• REQUIRED WORK: Look through the lines below and state how many hold the word "Assyrians". Write only the number.

• INPUT RECORDS:
[start]
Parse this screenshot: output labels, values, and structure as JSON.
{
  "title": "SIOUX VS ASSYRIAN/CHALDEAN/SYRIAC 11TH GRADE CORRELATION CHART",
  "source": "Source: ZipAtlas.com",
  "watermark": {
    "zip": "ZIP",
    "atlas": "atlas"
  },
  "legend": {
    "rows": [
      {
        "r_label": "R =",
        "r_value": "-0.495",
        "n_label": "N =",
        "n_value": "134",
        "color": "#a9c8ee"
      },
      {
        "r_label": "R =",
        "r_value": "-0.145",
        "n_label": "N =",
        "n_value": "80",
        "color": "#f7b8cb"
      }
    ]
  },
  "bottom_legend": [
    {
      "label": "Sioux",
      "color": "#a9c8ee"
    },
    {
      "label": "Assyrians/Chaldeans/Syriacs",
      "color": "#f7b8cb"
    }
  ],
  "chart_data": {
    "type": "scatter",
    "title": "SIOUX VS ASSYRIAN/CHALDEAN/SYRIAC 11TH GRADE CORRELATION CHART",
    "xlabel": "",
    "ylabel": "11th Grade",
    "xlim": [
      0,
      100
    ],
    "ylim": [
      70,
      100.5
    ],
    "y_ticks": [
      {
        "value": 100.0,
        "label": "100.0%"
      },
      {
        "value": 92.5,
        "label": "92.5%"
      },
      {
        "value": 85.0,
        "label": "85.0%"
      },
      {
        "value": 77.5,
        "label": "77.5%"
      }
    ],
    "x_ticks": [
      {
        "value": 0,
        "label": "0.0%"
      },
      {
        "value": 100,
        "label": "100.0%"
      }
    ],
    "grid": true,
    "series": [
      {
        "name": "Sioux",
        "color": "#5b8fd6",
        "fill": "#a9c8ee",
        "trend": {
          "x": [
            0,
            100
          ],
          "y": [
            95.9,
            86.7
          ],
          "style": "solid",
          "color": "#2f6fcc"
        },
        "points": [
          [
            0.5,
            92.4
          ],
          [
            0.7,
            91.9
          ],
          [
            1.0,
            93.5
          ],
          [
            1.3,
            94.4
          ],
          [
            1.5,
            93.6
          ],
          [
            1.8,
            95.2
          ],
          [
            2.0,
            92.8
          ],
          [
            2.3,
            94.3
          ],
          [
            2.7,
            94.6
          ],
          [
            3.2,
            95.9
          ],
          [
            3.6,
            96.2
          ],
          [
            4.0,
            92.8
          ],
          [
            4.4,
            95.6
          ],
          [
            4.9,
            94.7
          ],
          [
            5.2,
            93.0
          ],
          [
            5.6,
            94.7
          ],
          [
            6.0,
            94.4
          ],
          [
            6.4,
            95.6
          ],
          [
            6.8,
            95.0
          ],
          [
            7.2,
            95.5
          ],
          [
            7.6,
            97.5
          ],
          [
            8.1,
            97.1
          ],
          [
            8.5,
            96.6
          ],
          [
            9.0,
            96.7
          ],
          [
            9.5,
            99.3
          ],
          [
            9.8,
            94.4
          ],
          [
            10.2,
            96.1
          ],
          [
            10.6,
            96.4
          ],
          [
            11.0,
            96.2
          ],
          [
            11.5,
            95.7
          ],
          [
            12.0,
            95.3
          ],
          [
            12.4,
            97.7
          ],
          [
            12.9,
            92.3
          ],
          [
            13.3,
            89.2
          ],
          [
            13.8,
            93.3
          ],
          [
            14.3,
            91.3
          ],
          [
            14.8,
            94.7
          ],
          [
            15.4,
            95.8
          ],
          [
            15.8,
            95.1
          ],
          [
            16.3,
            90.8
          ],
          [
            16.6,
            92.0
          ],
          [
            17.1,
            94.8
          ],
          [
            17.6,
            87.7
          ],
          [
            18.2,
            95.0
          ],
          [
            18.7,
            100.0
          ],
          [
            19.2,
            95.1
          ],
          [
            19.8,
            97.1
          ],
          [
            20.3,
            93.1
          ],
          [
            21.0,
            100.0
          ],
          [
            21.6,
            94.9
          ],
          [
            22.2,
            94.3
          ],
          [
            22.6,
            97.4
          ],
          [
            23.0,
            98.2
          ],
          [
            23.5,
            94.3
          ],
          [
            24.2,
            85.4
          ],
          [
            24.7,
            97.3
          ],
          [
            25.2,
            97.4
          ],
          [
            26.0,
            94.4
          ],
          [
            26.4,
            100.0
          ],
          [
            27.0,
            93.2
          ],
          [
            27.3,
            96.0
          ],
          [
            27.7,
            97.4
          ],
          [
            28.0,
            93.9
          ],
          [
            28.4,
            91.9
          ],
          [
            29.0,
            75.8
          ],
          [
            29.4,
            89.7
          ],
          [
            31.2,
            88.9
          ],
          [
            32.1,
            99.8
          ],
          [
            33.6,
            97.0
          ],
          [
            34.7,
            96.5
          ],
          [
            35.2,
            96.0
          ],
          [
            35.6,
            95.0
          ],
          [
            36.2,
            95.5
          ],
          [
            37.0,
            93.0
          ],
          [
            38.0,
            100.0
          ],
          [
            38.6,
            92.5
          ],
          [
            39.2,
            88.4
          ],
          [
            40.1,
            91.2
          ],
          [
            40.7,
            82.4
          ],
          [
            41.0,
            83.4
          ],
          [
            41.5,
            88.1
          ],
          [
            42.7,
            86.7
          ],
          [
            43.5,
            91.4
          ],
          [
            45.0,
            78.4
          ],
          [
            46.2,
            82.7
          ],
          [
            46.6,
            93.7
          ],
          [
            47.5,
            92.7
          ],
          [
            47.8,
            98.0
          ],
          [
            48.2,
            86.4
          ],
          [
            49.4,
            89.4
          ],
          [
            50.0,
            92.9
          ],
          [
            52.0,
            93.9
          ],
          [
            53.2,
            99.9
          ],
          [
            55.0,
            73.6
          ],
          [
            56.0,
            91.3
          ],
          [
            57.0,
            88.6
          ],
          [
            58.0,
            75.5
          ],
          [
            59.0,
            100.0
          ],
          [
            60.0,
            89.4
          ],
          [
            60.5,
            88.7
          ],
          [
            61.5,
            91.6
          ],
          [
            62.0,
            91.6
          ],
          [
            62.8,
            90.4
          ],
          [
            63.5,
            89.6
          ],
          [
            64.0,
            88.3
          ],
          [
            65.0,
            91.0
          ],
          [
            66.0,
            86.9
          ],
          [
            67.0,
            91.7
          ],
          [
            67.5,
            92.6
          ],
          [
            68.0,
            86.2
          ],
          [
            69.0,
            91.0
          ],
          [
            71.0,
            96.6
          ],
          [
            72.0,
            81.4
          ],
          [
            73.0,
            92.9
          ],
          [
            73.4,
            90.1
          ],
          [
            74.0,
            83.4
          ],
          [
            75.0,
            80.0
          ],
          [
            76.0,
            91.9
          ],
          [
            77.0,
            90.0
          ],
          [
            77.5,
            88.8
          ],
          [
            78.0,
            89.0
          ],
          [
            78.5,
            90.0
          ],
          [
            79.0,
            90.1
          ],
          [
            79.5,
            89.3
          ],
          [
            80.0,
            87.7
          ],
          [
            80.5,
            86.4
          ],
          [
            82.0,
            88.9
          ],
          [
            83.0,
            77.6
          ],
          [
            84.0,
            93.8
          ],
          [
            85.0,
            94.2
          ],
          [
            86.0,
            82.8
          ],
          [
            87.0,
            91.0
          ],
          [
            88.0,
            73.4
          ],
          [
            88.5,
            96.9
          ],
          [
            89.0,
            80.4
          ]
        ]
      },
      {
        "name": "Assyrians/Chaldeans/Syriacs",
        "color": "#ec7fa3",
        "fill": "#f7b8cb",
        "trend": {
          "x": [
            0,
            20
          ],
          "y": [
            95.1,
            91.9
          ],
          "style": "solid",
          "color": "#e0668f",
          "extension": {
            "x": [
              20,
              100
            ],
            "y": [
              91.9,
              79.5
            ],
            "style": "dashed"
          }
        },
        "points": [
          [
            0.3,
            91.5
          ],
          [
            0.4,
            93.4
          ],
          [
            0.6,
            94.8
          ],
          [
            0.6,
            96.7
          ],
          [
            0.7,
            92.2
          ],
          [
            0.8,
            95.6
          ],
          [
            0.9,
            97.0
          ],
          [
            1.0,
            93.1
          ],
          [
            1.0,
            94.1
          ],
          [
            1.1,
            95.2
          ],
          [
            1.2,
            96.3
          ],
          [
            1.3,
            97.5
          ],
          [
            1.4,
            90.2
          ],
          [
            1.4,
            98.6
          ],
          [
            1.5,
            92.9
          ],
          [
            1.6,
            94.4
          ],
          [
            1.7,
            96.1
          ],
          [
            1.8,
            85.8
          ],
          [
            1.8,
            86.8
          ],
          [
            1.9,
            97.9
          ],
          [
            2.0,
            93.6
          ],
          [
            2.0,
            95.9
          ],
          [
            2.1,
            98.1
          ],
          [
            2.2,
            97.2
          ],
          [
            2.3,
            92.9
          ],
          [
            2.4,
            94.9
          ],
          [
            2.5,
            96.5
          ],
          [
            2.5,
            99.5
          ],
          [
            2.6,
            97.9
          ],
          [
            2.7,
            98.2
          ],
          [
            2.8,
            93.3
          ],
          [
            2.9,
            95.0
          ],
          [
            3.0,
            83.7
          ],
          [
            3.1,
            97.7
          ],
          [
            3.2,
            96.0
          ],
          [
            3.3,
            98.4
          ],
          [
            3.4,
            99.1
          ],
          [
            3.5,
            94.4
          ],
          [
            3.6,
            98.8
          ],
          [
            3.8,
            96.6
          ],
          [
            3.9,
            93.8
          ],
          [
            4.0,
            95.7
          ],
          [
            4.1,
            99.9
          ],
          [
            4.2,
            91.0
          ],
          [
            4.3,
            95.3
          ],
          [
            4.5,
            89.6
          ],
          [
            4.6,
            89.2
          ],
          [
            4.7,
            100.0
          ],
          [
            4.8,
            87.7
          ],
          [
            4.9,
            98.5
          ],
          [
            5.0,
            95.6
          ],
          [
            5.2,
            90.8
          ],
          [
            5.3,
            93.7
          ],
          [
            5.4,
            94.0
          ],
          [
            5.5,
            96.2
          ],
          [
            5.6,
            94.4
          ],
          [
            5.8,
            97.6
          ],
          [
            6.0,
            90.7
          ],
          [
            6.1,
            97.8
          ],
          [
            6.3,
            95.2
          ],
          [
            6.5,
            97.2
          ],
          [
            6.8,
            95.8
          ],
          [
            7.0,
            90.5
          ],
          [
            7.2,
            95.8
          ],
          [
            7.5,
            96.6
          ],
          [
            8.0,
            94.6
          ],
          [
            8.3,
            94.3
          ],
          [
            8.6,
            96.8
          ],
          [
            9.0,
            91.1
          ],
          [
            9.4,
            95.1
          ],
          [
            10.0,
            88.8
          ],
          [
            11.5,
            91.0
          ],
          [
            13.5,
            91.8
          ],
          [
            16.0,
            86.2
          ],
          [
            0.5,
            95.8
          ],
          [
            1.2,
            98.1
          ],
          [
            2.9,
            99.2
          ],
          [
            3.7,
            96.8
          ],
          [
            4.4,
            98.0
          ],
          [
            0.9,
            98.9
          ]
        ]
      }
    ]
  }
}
[end]
• THE RESULT: 2